Records to use

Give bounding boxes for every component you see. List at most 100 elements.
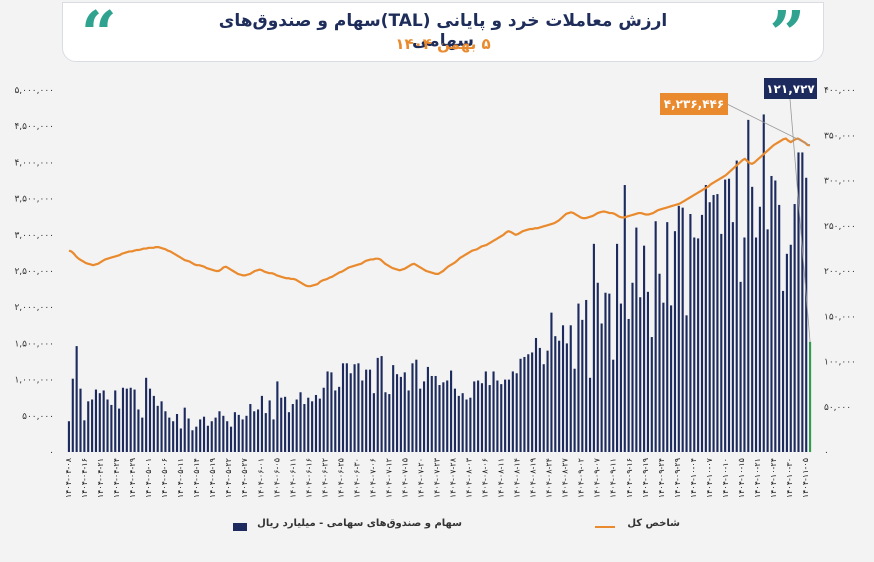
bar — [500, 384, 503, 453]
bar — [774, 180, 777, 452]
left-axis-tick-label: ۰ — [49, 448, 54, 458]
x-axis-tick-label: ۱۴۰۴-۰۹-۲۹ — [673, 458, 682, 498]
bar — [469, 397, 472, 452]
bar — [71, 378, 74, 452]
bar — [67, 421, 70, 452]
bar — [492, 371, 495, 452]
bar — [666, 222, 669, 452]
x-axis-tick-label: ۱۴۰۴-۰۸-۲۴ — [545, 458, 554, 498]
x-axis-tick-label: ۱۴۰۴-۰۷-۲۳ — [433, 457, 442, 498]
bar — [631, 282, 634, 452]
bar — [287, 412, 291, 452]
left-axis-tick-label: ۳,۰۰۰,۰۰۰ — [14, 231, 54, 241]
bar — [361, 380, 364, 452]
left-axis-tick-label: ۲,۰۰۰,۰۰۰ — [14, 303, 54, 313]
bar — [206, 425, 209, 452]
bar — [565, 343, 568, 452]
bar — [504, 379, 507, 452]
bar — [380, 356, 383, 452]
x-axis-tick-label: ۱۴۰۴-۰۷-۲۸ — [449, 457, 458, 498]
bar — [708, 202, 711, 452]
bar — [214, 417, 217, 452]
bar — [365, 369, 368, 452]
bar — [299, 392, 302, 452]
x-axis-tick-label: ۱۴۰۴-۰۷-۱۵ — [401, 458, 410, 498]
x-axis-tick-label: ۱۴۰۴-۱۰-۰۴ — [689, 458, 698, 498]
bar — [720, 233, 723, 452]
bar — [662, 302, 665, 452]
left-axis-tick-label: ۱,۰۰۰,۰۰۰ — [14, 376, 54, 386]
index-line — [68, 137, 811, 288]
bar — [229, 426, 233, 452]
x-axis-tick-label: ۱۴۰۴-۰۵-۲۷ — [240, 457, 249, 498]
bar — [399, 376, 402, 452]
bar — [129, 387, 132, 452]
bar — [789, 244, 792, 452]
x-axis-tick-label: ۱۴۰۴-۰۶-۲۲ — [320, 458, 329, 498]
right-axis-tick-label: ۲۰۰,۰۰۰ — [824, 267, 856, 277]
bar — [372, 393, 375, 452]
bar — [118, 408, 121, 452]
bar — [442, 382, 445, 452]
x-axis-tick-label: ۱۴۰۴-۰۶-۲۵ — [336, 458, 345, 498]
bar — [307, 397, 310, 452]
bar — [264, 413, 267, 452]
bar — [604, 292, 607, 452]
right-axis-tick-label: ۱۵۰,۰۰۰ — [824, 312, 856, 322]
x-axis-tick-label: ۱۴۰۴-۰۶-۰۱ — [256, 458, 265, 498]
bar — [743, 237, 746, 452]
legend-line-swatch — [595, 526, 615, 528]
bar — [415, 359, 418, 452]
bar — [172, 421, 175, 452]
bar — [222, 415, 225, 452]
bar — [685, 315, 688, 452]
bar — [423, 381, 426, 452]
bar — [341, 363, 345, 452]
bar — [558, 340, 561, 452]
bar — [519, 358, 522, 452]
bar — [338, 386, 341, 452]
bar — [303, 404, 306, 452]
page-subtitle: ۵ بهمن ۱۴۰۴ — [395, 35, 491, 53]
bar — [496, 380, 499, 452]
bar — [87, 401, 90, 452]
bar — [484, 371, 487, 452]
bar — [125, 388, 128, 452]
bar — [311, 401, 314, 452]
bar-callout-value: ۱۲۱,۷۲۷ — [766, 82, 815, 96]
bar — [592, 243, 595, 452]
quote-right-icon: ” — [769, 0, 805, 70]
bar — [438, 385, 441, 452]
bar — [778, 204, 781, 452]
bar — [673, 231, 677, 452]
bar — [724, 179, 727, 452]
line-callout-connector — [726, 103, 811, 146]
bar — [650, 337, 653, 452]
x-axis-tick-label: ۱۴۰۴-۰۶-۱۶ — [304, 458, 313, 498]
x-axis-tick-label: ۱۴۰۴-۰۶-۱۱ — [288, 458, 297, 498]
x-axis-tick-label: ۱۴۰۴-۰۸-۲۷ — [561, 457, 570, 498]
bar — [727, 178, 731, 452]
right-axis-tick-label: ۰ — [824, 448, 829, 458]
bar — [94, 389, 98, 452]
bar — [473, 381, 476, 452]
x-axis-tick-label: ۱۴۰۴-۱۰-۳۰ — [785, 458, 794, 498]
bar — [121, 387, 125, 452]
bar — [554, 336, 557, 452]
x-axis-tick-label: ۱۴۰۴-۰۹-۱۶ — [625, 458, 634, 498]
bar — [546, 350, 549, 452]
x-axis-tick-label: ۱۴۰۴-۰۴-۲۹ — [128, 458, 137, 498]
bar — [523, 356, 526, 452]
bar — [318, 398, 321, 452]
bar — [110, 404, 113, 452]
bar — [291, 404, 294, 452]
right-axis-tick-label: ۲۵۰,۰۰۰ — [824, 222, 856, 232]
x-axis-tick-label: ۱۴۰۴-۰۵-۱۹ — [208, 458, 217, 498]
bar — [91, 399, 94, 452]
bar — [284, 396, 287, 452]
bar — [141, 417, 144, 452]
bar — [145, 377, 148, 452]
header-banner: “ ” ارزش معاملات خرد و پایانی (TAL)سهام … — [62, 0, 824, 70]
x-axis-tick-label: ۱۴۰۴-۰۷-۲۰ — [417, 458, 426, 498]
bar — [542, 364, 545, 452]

---

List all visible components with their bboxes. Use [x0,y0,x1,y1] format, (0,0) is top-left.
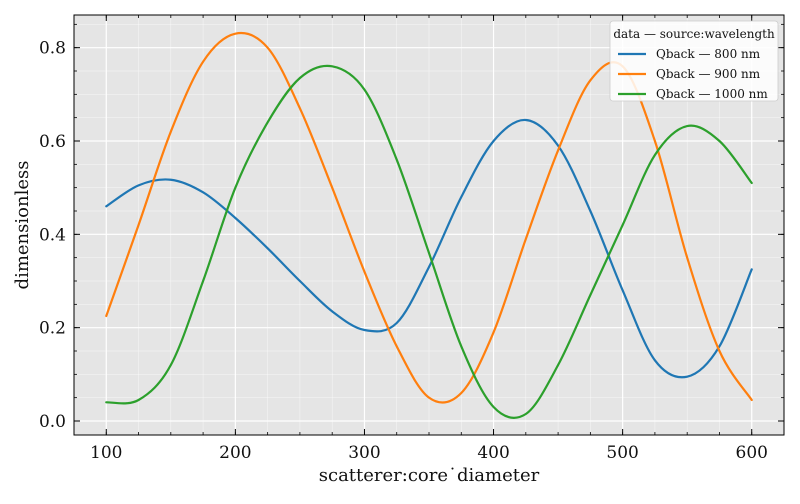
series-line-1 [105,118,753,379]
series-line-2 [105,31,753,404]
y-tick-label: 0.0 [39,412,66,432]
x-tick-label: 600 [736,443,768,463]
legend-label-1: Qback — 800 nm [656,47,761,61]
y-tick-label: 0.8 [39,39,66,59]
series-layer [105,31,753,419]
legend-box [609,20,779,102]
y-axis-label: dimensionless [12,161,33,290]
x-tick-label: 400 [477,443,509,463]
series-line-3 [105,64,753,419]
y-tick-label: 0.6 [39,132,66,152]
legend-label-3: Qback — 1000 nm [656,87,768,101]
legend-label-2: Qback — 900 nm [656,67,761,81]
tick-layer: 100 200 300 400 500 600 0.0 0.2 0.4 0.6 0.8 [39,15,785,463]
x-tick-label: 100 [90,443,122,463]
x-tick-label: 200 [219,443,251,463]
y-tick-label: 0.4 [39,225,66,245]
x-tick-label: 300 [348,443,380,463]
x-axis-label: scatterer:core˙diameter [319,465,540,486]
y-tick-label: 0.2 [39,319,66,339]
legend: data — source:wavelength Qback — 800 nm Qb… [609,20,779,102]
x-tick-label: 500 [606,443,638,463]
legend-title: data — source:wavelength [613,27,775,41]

Exercise prompt
Reproduce the lines of the data verbatim, starting from the line with "bar — [500, 384, 503, 453]" up to and including the line with "x-axis-tick-label: ۱۴۰۴-۰۷-۱۵ —".

Solution below
bar — [500, 384, 503, 453]
bar — [774, 180, 777, 452]
left-axis-tick-label: ۰ — [49, 448, 54, 458]
x-axis-tick-label: ۱۴۰۴-۰۹-۲۹ — [673, 458, 682, 498]
bar — [469, 397, 472, 452]
bar — [71, 378, 74, 452]
bar — [67, 421, 70, 452]
bar — [492, 371, 495, 452]
bar — [666, 222, 669, 452]
x-axis-tick-label: ۱۴۰۴-۰۸-۲۴ — [545, 458, 554, 498]
x-axis-tick-label: ۱۴۰۴-۰۷-۲۳ — [433, 457, 442, 498]
bar — [631, 282, 634, 452]
bar — [287, 412, 291, 452]
left-axis-tick-label: ۳,۰۰۰,۰۰۰ — [14, 231, 54, 241]
bar — [361, 380, 364, 452]
left-axis-tick-label: ۲,۰۰۰,۰۰۰ — [14, 303, 54, 313]
bar — [206, 425, 209, 452]
bar — [565, 343, 568, 452]
bar — [504, 379, 507, 452]
bar — [380, 356, 383, 452]
x-axis-tick-label: ۱۴۰۴-۰۷-۲۸ — [449, 457, 458, 498]
bar — [708, 202, 711, 452]
bar — [214, 417, 217, 452]
bar — [365, 369, 368, 452]
bar — [299, 392, 302, 452]
x-axis-tick-label: ۱۴۰۴-۰۷-۱۵ — [401, 458, 410, 498]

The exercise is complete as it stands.